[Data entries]
══════════

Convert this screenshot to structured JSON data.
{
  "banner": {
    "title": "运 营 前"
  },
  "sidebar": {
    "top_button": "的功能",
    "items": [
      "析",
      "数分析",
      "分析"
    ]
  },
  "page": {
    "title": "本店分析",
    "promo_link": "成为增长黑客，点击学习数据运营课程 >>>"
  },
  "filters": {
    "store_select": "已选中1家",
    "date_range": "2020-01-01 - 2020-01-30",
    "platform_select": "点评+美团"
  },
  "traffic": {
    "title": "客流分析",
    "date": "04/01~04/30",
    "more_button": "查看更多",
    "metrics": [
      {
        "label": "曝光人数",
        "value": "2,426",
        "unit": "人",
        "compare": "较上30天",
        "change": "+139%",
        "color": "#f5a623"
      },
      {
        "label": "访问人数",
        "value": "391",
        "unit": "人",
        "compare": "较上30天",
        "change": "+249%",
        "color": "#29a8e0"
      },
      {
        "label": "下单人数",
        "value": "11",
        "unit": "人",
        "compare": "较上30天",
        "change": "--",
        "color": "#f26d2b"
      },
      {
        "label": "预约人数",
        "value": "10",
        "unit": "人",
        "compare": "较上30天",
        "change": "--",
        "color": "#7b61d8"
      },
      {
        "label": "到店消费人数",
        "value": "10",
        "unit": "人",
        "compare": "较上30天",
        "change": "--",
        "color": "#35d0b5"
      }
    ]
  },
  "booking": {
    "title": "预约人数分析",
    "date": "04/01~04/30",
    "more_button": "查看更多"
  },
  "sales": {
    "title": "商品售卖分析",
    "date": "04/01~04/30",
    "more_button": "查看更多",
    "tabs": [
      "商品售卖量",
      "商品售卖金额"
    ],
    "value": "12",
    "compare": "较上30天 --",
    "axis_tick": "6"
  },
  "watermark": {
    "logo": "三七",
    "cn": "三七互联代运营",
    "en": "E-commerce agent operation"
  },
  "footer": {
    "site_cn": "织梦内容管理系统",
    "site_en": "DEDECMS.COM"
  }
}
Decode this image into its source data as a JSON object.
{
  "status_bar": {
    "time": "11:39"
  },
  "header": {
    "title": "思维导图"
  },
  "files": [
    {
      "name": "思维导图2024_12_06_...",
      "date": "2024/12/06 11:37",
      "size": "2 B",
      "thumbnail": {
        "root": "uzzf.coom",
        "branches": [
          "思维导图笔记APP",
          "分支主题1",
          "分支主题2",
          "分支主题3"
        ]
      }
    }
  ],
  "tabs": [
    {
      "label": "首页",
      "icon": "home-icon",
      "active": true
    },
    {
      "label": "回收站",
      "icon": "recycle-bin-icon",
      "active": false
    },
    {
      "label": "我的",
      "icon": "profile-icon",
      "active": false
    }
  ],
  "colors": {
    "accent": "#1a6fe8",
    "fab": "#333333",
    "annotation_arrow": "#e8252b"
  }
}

══════════

* What this task involves *
Print out every record again, exactly and in full.

* Result *
Convert this screenshot to structured JSON data.
{
  "banner": {
    "title": "运 营 前"
  },
  "sidebar": {
    "top_button": "的功能",
    "items": [
      "析",
      "数分析",
      "分析"
    ]
  },
  "page": {
    "title": "本店分析",
    "promo_link": "成为增长黑客，点击学习数据运营课程 >>>"
  },
  "filters": {
    "store_select": "已选中1家",
    "date_range": "2020-01-01 - 2020-01-30",
    "platform_select": "点评+美团"
  },
  "traffic": {
    "title": "客流分析",
    "date": "04/01~04/30",
    "more_button": "查看更多",
    "metrics": [
      {
        "label": "曝光人数",
        "value": "2,426",
        "unit": "人",
        "compare": "较上30天",
        "change": "+139%",
        "color": "#f5a623"
      },
      {
        "label": "访问人数",
        "value": "391",
        "unit": "人",
        "compare": "较上30天",
        "change": "+249%",
        "color": "#29a8e0"
      },
      {
        "label": "下单人数",
        "value": "11",
        "unit": "人",
        "compare": "较上30天",
        "change": "--",
        "color": "#f26d2b"
      },
      {
        "label": "预约人数",
        "value": "10",
        "unit": "人",
        "compare": "较上30天",
        "change": "--",
        "color": "#7b61d8"
      },
      {
        "label": "到店消费人数",
        "value": "10",
        "unit": "人",
        "compare": "较上30天",
        "change": "--",
        "color": "#35d0b5"
      }
    ]
  },
  "booking": {
    "title": "预约人数分析",
    "date": "04/01~04/30",
    "more_button": "查看更多"
  },
  "sales": {
    "title": "商品售卖分析",
    "date": "04/01~04/30",
    "more_button": "查看更多",
    "tabs": [
      "商品售卖量",
      "商品售卖金额"
    ],
    "value": "12",
    "compare": "较上30天 --",
    "axis_tick": "6"
  },
  "watermark": {
    "logo": "三七",
    "cn": "三七互联代运营",
    "en": "E-commerce agent operation"
  },
  "footer": {
    "site_cn": "织梦内容管理系统",
    "site_en": "DEDECMS.COM"
  }
}
Decode this image into its source data as a JSON object.
{
  "status_bar": {
    "time": "11:39"
  },
  "header": {
    "title": "思维导图"
  },
  "files": [
    {
      "name": "思维导图2024_12_06_...",
      "date": "2024/12/06 11:37",
      "size": "2 B",
      "thumbnail": {
        "root": "uzzf.coom",
        "branches": [
          "思维导图笔记APP",
          "分支主题1",
          "分支主题2",
          "分支主题3"
        ]
      }
    }
  ],
  "tabs": [
    {
      "label": "首页",
      "icon": "home-icon",
      "active": true
    },
    {
      "label": "回收站",
      "icon": "recycle-bin-icon",
      "active": false
    },
    {
      "label": "我的",
      "icon": "profile-icon",
      "active": false
    }
  ],
  "colors": {
    "accent": "#1a6fe8",
    "fab": "#333333",
    "annotation_arrow": "#e8252b"
  }
}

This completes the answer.